--- START Dataset excerpts ---

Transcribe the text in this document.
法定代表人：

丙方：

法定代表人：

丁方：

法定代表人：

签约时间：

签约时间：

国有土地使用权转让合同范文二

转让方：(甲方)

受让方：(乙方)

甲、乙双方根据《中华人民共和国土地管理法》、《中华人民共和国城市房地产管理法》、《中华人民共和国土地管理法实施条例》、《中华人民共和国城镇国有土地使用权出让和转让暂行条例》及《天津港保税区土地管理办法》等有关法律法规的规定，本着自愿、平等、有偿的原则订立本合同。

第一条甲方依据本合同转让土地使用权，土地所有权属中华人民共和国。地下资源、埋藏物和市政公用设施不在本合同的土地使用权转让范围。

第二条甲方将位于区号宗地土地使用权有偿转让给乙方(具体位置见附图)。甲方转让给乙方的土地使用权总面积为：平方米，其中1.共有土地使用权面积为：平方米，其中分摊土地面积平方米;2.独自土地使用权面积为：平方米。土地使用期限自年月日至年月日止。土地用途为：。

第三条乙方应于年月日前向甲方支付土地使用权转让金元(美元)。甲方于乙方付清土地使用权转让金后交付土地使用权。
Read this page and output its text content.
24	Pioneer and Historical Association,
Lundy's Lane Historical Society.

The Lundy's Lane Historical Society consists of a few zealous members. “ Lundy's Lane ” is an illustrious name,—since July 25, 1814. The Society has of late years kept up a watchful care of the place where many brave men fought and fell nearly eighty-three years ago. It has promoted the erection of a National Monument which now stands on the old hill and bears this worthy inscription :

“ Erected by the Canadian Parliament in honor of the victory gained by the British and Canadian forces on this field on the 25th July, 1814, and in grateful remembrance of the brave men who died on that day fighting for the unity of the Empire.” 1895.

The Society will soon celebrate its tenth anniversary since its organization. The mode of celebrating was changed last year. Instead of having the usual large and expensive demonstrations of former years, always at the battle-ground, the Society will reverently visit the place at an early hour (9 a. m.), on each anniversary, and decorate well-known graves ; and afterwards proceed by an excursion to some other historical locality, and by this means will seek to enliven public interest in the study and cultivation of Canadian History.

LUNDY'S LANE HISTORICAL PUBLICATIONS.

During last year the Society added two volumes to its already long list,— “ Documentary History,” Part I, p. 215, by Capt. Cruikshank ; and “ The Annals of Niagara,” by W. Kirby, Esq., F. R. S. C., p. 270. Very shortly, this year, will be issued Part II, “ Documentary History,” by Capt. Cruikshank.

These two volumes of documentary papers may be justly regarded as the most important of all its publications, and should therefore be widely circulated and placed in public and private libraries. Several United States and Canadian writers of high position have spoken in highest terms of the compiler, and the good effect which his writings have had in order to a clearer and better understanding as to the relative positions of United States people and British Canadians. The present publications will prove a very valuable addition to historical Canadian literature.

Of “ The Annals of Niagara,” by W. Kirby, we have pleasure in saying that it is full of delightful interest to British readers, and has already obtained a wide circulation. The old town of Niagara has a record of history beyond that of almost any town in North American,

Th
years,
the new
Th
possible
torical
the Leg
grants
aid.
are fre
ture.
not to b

--- END Dataset excerpts ---

### The problem
Determine how many of the lines above hold the word "text", and output that number by itself.

### Completed exercise
2